• Instruction:
With the images removed, repeat the data below exactly.

Data entries for graphics
┌──

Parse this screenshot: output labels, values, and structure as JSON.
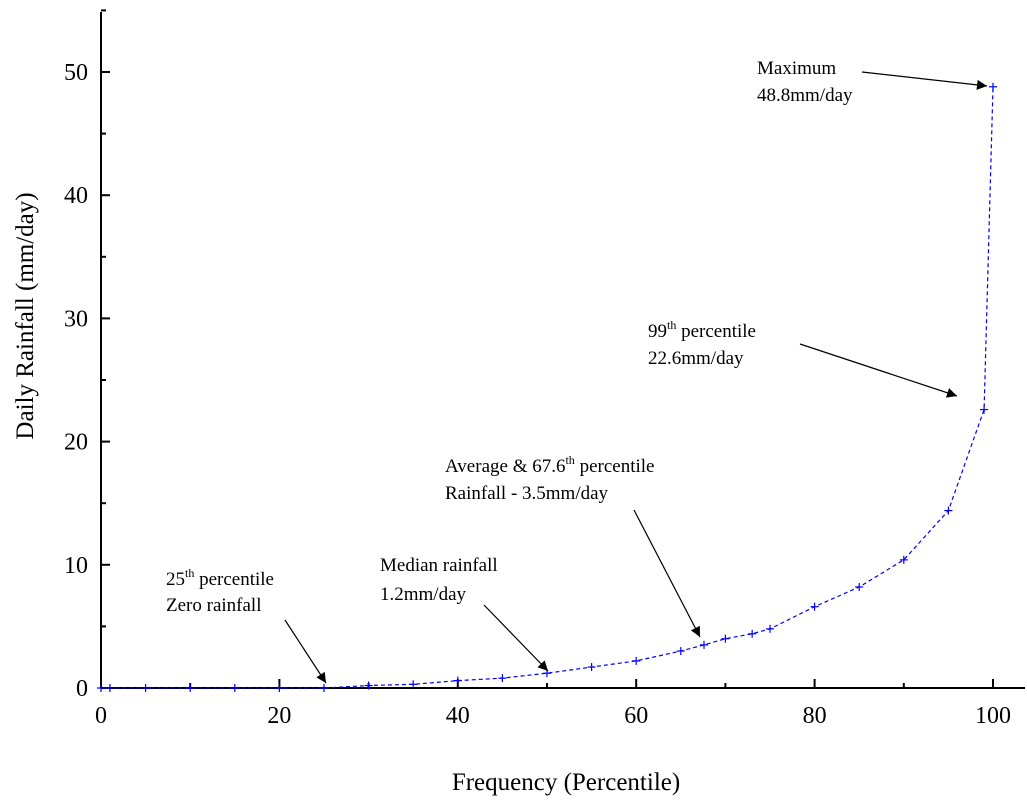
{
  "chart_data": {
    "type": "line",
    "xlabel": "Frequency (Percentile)",
    "ylabel": "Daily Rainfall (mm/day)",
    "xlim": [
      0,
      100
    ],
    "ylim": [
      0,
      50
    ],
    "x_ticks": [
      0,
      20,
      40,
      60,
      80,
      100
    ],
    "y_ticks": [
      0,
      10,
      20,
      30,
      40,
      50
    ],
    "grid": false,
    "series": [
      {
        "color": "#0000ff",
        "line_style": "dashed",
        "marker": "plus",
        "x": [
          0,
          1,
          5,
          10,
          15,
          20,
          25,
          30,
          35,
          40,
          45,
          50,
          55,
          60,
          65,
          67.6,
          70,
          73,
          75,
          80,
          85,
          90,
          95,
          99,
          100
        ],
        "y": [
          0,
          0,
          0,
          0,
          0,
          0,
          0,
          0.2,
          0.3,
          0.6,
          0.8,
          1.2,
          1.7,
          2.2,
          3.0,
          3.5,
          4.0,
          4.4,
          4.8,
          6.6,
          8.2,
          10.4,
          14.4,
          22.6,
          48.8
        ]
      }
    ],
    "annotations": [
      {
        "id": "max",
        "lines": [
          [
            {
              "t": "Maximum"
            }
          ],
          [
            {
              "t": "48.8mm/day"
            }
          ]
        ],
        "target": [
          100,
          48.8
        ]
      },
      {
        "id": "p99",
        "lines": [
          [
            {
              "t": "99"
            },
            {
              "t": "th",
              "sup": true
            },
            {
              "t": " percentile"
            }
          ],
          [
            {
              "t": "22.6mm/day"
            }
          ]
        ],
        "target": [
          99,
          22.6
        ]
      },
      {
        "id": "avg",
        "lines": [
          [
            {
              "t": "Average & 67.6"
            },
            {
              "t": "th",
              "sup": true
            },
            {
              "t": " percentile"
            }
          ],
          [
            {
              "t": "Rainfall - 3.5mm/day"
            }
          ]
        ],
        "target": [
          67.6,
          3.5
        ]
      },
      {
        "id": "median",
        "lines": [
          [
            {
              "t": "Median rainfall"
            }
          ],
          [
            {
              "t": "1.2mm/day"
            }
          ]
        ],
        "target": [
          50,
          1.2
        ]
      },
      {
        "id": "p25",
        "lines": [
          [
            {
              "t": "25"
            },
            {
              "t": "th",
              "sup": true
            },
            {
              "t": " percentile"
            }
          ],
          [
            {
              "t": "Zero rainfall"
            }
          ]
        ],
        "target": [
          25,
          0
        ]
      }
    ]
  }
}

└──

• Expected answer:
Parse this screenshot: output labels, values, and structure as JSON.
{
  "chart_data": {
    "type": "line",
    "xlabel": "Frequency (Percentile)",
    "ylabel": "Daily Rainfall (mm/day)",
    "xlim": [
      0,
      100
    ],
    "ylim": [
      0,
      50
    ],
    "x_ticks": [
      0,
      20,
      40,
      60,
      80,
      100
    ],
    "y_ticks": [
      0,
      10,
      20,
      30,
      40,
      50
    ],
    "grid": false,
    "series": [
      {
        "color": "#0000ff",
        "line_style": "dashed",
        "marker": "plus",
        "x": [
          0,
          1,
          5,
          10,
          15,
          20,
          25,
          30,
          35,
          40,
          45,
          50,
          55,
          60,
          65,
          67.6,
          70,
          73,
          75,
          80,
          85,
          90,
          95,
          99,
          100
        ],
        "y": [
          0,
          0,
          0,
          0,
          0,
          0,
          0,
          0.2,
          0.3,
          0.6,
          0.8,
          1.2,
          1.7,
          2.2,
          3.0,
          3.5,
          4.0,
          4.4,
          4.8,
          6.6,
          8.2,
          10.4,
          14.4,
          22.6,
          48.8
        ]
      }
    ],
    "annotations": [
      {
        "id": "max",
        "lines": [
          [
            {
              "t": "Maximum"
            }
          ],
          [
            {
              "t": "48.8mm/day"
            }
          ]
        ],
        "target": [
          100,
          48.8
        ]
      },
      {
        "id": "p99",
        "lines": [
          [
            {
              "t": "99"
            },
            {
              "t": "th",
              "sup": true
            },
            {
              "t": " percentile"
            }
          ],
          [
            {
              "t": "22.6mm/day"
            }
          ]
        ],
        "target": [
          99,
          22.6
        ]
      },
      {
        "id": "avg",
        "lines": [
          [
            {
              "t": "Average & 67.6"
            },
            {
              "t": "th",
              "sup": true
            },
            {
              "t": " percentile"
            }
          ],
          [
            {
              "t": "Rainfall - 3.5mm/day"
            }
          ]
        ],
        "target": [
          67.6,
          3.5
        ]
      },
      {
        "id": "median",
        "lines": [
          [
            {
              "t": "Median rainfall"
            }
          ],
          [
            {
              "t": "1.2mm/day"
            }
          ]
        ],
        "target": [
          50,
          1.2
        ]
      },
      {
        "id": "p25",
        "lines": [
          [
            {
              "t": "25"
            },
            {
              "t": "th",
              "sup": true
            },
            {
              "t": " percentile"
            }
          ],
          [
            {
              "t": "Zero rainfall"
            }
          ]
        ],
        "target": [
          25,
          0
        ]
      }
    ]
  }
}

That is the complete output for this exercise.